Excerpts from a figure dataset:

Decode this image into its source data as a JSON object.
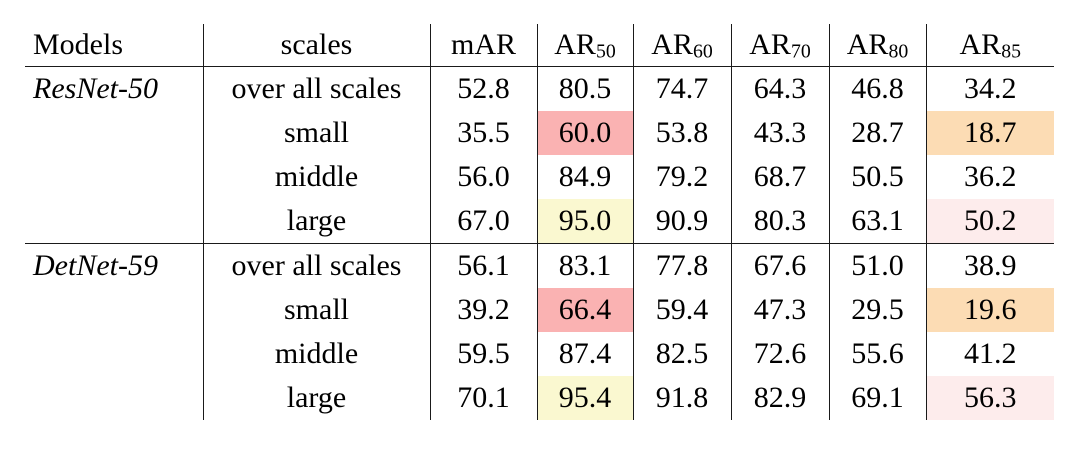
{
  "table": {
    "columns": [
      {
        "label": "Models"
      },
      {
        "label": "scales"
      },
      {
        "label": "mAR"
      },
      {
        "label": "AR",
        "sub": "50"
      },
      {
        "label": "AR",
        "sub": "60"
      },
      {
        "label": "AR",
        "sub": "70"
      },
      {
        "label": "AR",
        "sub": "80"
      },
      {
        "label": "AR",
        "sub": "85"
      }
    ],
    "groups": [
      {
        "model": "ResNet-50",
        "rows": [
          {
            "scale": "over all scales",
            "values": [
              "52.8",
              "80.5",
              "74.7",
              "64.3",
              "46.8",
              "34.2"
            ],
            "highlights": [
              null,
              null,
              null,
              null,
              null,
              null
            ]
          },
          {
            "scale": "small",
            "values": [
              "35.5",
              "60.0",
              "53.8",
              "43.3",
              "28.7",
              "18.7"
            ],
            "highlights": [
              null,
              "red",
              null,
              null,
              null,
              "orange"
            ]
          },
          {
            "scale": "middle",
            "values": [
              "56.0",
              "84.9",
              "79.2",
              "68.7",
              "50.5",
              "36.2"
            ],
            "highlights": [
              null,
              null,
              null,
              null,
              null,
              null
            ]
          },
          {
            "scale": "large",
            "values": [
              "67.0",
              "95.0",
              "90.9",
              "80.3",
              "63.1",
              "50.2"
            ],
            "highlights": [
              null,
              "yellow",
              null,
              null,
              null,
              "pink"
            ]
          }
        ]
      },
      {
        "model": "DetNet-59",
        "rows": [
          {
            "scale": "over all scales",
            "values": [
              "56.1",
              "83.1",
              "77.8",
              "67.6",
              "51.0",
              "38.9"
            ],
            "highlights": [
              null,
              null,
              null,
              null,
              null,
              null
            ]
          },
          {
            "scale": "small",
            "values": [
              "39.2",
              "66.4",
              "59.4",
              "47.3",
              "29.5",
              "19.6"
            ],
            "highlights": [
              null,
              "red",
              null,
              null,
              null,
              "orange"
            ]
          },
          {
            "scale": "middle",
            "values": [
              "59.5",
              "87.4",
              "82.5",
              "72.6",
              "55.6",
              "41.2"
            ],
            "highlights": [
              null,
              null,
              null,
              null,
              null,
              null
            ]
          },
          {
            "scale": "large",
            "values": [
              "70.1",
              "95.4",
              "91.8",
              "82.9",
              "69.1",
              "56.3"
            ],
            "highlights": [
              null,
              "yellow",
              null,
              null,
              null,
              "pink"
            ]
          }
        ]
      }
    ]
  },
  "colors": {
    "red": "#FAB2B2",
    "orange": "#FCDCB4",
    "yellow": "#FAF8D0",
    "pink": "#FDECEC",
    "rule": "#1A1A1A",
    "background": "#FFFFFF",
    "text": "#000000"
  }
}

Exercise directions:
Every record must be copied exactly, with the pictures left out.

Full answer:
Decode this image into its source data as a JSON object.
{
  "table": {
    "columns": [
      {
        "label": "Models"
      },
      {
        "label": "scales"
      },
      {
        "label": "mAR"
      },
      {
        "label": "AR",
        "sub": "50"
      },
      {
        "label": "AR",
        "sub": "60"
      },
      {
        "label": "AR",
        "sub": "70"
      },
      {
        "label": "AR",
        "sub": "80"
      },
      {
        "label": "AR",
        "sub": "85"
      }
    ],
    "groups": [
      {
        "model": "ResNet-50",
        "rows": [
          {
            "scale": "over all scales",
            "values": [
              "52.8",
              "80.5",
              "74.7",
              "64.3",
              "46.8",
              "34.2"
            ],
            "highlights": [
              null,
              null,
              null,
              null,
              null,
              null
            ]
          },
          {
            "scale": "small",
            "values": [
              "35.5",
              "60.0",
              "53.8",
              "43.3",
              "28.7",
              "18.7"
            ],
            "highlights": [
              null,
              "red",
              null,
              null,
              null,
              "orange"
            ]
          },
          {
            "scale": "middle",
            "values": [
              "56.0",
              "84.9",
              "79.2",
              "68.7",
              "50.5",
              "36.2"
            ],
            "highlights": [
              null,
              null,
              null,
              null,
              null,
              null
            ]
          },
          {
            "scale": "large",
            "values": [
              "67.0",
              "95.0",
              "90.9",
              "80.3",
              "63.1",
              "50.2"
            ],
            "highlights": [
              null,
              "yellow",
              null,
              null,
              null,
              "pink"
            ]
          }
        ]
      },
      {
        "model": "DetNet-59",
        "rows": [
          {
            "scale": "over all scales",
            "values": [
              "56.1",
              "83.1",
              "77.8",
              "67.6",
              "51.0",
              "38.9"
            ],
            "highlights": [
              null,
              null,
              null,
              null,
              null,
              null
            ]
          },
          {
            "scale": "small",
            "values": [
              "39.2",
              "66.4",
              "59.4",
              "47.3",
              "29.5",
              "19.6"
            ],
            "highlights": [
              null,
              "red",
              null,
              null,
              null,
              "orange"
            ]
          },
          {
            "scale": "middle",
            "values": [
              "59.5",
              "87.4",
              "82.5",
              "72.6",
              "55.6",
              "41.2"
            ],
            "highlights": [
              null,
              null,
              null,
              null,
              null,
              null
            ]
          },
          {
            "scale": "large",
            "values": [
              "70.1",
              "95.4",
              "91.8",
              "82.9",
              "69.1",
              "56.3"
            ],
            "highlights": [
              null,
              "yellow",
              null,
              null,
              null,
              "pink"
            ]
          }
        ]
      }
    ]
  },
  "colors": {
    "red": "#FAB2B2",
    "orange": "#FCDCB4",
    "yellow": "#FAF8D0",
    "pink": "#FDECEC",
    "rule": "#1A1A1A",
    "background": "#FFFFFF",
    "text": "#000000"
  }
}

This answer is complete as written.